◆ Job
Gather every line in the records below that contains the word "Jenny".

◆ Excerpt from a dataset
------------

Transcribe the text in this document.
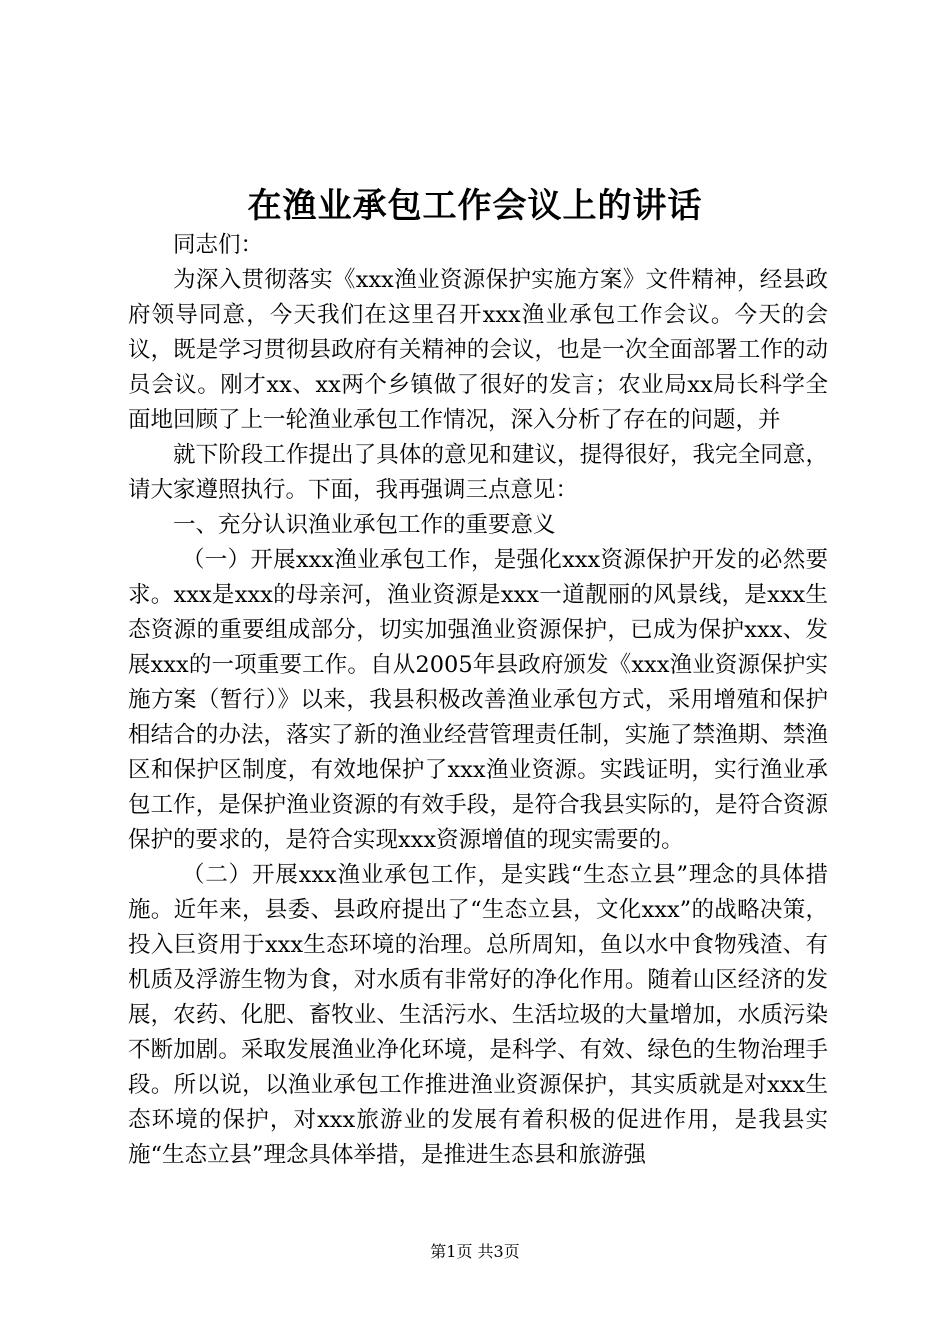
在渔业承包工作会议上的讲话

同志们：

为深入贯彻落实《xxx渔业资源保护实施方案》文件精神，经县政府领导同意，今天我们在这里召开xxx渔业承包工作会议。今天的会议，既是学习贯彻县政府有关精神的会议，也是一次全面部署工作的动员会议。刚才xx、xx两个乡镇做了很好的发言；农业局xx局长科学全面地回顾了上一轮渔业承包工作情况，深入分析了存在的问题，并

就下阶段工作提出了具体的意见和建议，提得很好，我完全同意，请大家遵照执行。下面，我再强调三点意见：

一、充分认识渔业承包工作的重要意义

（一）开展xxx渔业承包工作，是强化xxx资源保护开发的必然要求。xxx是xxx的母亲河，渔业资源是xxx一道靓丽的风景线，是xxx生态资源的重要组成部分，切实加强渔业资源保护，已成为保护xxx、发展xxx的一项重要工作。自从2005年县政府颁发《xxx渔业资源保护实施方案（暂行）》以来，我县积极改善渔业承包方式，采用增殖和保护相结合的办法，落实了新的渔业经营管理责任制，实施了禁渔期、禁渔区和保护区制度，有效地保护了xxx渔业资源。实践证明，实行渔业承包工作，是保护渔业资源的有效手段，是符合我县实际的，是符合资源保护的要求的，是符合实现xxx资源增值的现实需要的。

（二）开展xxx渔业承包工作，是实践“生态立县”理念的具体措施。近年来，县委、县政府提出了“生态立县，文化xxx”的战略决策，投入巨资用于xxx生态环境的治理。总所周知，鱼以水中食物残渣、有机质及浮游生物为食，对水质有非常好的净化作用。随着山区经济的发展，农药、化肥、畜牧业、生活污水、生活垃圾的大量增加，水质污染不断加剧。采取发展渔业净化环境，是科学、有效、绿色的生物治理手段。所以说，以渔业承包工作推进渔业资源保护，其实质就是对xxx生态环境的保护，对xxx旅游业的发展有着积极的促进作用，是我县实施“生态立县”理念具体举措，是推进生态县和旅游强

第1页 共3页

------------

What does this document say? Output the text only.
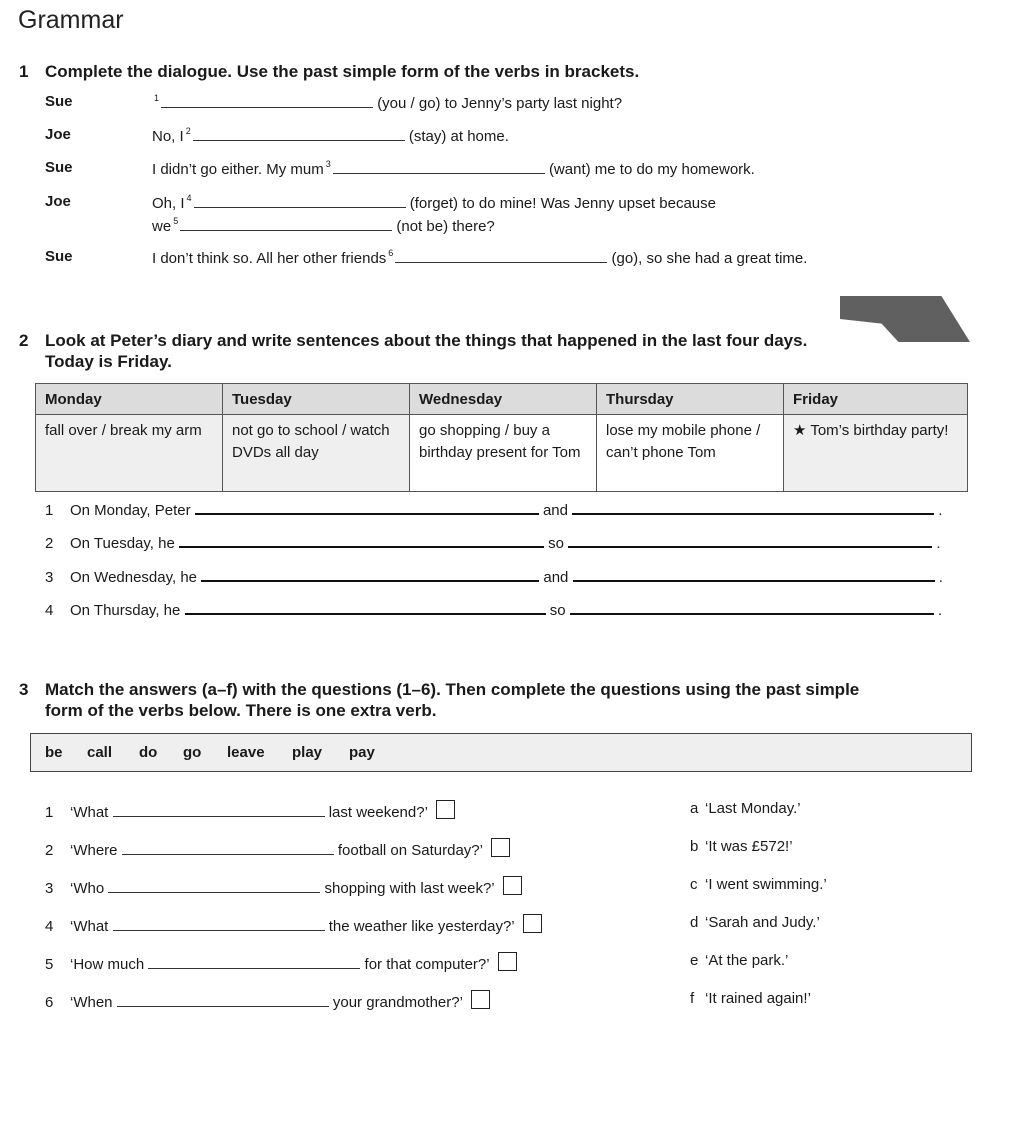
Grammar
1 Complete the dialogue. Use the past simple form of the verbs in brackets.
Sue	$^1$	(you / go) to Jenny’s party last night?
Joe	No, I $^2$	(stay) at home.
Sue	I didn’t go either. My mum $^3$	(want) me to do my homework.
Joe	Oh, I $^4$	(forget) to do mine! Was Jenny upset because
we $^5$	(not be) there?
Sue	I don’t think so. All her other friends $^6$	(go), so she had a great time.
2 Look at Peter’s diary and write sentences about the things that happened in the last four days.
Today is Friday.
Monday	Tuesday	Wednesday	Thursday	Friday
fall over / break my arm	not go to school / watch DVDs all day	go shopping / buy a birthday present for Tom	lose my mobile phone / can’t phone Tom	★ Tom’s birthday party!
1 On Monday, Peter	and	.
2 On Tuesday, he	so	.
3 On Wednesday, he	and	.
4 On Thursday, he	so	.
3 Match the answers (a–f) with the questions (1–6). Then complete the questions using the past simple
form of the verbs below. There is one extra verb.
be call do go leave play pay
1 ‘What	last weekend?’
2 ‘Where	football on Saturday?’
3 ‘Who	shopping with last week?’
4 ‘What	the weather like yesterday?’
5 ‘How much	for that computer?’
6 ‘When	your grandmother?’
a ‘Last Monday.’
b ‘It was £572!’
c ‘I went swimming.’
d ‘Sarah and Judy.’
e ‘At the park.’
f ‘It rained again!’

------------

◆ Output below
Sue	$^1$	(you / go) to Jenny’s party last night?
Joe	Oh, I $^4$	(forget) to do mine! Was Jenny upset because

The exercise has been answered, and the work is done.